Although Unicast mode is
enabled by default when creating an NLB cluster, Multicast mode is the
operating mode often recommended for NLB clusters. Multicast mode
provides more functionality when only a single NIC can be used on member
servers in the cluster; it avoids the issue of switch flooding as long
as static entries are created in the switch to properly map the
cluster’s address to the ports being used by the cluster. Unicast, on
the other hand, does not function well (some would say it doesn’t
function at all) if your server has only one NIC, and it causes switch
flooding no matter what you do. If your networking hardware does not
allow for the creation of static port entries, Unicast is the route you
should take. But, if your networking hardware does allow it, and most
modern hardware is now Multicast-compatible, Multicast is the way to go.
Tip
When planning how to
configure your NLB cluster, make sure to consult and involve your
organization’s network administrators. Not only can they provide details
on how your network is configured and how that impacts your design, but
they can also give you valuable recommendations and constraints based
on their knowledge of the network that your SharePoint environment uses.
Caution
There has been a dramatic
increase in the use of virtualized servers in IT environments in recent
years, and with good reason; virtual machines (or VMs) offer a number of
compelling features, such as quick deployment, optimization of physical
resources, and flexibility of management. If you are implementing NLB
on VMs in your SharePoint environment and plan to use Unicast mode as
your cluster’s operational mode, there are additional
considerations you need to make for the configuration of your virtual
network resources, both NICs and switches. VMware has published an
excellent white paper (http://www.vmware.com/files/pdf/implmenting_ms_network_load_balancing.pdf)
that we recommend you review for more detailed information on the
subject and how you need to configure your virtual environment for NLB
and Unicast.

§ PROVIDED DATA:
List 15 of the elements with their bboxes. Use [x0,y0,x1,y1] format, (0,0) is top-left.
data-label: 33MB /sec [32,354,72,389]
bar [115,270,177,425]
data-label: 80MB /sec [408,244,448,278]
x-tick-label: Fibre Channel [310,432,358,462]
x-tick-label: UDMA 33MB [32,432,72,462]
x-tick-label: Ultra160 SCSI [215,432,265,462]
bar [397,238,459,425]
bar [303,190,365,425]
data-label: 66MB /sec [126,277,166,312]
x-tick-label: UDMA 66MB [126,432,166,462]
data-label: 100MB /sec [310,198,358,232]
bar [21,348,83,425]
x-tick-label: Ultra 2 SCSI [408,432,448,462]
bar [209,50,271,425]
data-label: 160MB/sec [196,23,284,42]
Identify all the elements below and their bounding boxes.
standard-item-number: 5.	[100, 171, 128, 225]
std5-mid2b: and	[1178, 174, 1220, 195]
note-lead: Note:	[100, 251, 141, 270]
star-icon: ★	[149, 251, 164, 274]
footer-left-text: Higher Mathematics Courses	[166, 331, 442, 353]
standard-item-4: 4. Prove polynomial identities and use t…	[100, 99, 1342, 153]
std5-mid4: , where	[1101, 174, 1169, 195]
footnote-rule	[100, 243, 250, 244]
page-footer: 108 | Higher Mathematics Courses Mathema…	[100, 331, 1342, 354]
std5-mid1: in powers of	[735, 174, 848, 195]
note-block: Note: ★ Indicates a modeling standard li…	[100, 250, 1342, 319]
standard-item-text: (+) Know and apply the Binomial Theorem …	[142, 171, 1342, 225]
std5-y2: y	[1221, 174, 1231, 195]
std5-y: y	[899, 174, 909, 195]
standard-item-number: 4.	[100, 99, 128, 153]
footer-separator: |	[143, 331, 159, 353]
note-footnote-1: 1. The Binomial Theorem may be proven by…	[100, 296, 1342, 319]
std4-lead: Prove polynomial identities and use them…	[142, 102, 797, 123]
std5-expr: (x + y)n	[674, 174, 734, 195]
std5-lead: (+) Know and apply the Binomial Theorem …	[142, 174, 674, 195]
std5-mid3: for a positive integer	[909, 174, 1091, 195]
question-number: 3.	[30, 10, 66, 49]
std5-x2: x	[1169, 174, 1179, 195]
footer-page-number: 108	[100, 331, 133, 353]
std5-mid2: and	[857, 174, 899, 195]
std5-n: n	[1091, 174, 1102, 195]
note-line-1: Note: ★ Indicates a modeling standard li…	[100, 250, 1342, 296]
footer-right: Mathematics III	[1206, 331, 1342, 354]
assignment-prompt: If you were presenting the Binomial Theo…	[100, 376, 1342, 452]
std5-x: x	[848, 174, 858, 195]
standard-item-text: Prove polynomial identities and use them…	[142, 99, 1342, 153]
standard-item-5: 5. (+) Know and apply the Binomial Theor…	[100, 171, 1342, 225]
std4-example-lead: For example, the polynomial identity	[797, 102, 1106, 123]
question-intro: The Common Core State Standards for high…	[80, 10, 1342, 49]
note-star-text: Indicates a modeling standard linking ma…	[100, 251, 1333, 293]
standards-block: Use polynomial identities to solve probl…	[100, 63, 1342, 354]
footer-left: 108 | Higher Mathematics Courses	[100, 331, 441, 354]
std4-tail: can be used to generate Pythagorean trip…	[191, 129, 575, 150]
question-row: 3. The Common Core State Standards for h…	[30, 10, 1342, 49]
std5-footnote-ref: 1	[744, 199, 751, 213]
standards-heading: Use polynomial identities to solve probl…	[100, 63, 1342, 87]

§ TASKS TO PERFORM:
1: In the NLB passage, which operating mode is enabled by default when an NLB cluster is created?
2: According to the NLB passage, why is Multicast mode often recommended over Unicast? Answer in one to three sentences.
3: Continue the NLB passage from its last sentence.
The listing has no connection to the NLB passage.

§ REPLIES:
1: Unicast mode.

2: Multicast provides more functionality when member servers can use only a single NIC. It also avoids switch flooding, as long as static entries are created in the switch to map the cluster's address to the ports the cluster uses. Unicast, by contrast, works poorly with one NIC and causes switch flooding no matter what.

3:
How to Configure Windows NLB Services
The following instructions
detail the steps necessary to install and configure NLB to create a
cluster containing two physical servers. Each server has two NICs
installed, but the cluster is going to be configured to operate in
Multicast mode so that only one NIC on each server is used for the
cluster. The user executing these steps must be a local administrator on
each of the servers in the cluster. The member servers in the cluster
have unique IP addresses assigned to each of their NICs, and an IP
address is available to serve as the cluster’s “virtual” address.
Log on to the server you want to add to an NLB cluster as an administrator.
Open
the Server Manager if it is not already open, and click on the Features
item in the left menu. The Network Load Balancing Feature should be
enabled on the server, as shown in Figure 1. If it is not enabled, add the Network Load Balancing Feature to the server before continuing.
Click the Start button and navigate to All Programs, Administrative Tools, Network Load Balancing Manager.
This opens the Network Load Balancing Manager application, as shown in Figure 2.
From the Cluster menu, select the New option to open the New Cluster : Connect window (see Figure 3) and create a new NLB cluster.
When
the New Cluster : Connect window opens, enter the IP address and subnet
mask for the first host to be added to the cluster, and click the
Connect button. The NLB Manager searches for the server based on the IP
address entered, and if found displays the names and IP addresses of any
NICs on the target server that are available to be added to the new
cluster in the Interfaces Available for Configuring a New Cluster list.
Select the row for the NIC to be added to the cluster in the list, and
click the Next button to continue. Figure 6.3
depicts the New Cluster : Connect window after a host to be added to
the cluster has been located and a NIC on the server has been selected.
Caution
In a Multicast configuration
such as the one this process describes, you should leave at least one of
a server’s NICs out of the NLB cluster. This NIC is needed to enable
traffic to directly reach the server on its own unique address; adding
it to the cluster would not permit the Multicast configuration to
function properly.
When the New Cluster : Host Parameters window opens (see Figure 4),
if you want to add additional host IP addresses to the cluster, click
the Add button to open the Add IP Address window (shown in Figure 5).
In this window, enter the required information for the server’s
dedicated IP address, and click the OK button. You can enter IP
addresses in IPv4 format, or IPv6 format as long as your network is set
up to use that implementation of the Internet Protocol. (If it is not
set up for IPv6, this option is disabled.) After entering the dedicated
IP address for the server, click the Next button to continue. If you
want, you can continue without adding additional IP addresses. If you
want to have multiple hosts participating in this cluster, though, you
must add them in this dialog box.
The New Cluster : Cluster IP Addresses window is now opened, as shown in Figure 6.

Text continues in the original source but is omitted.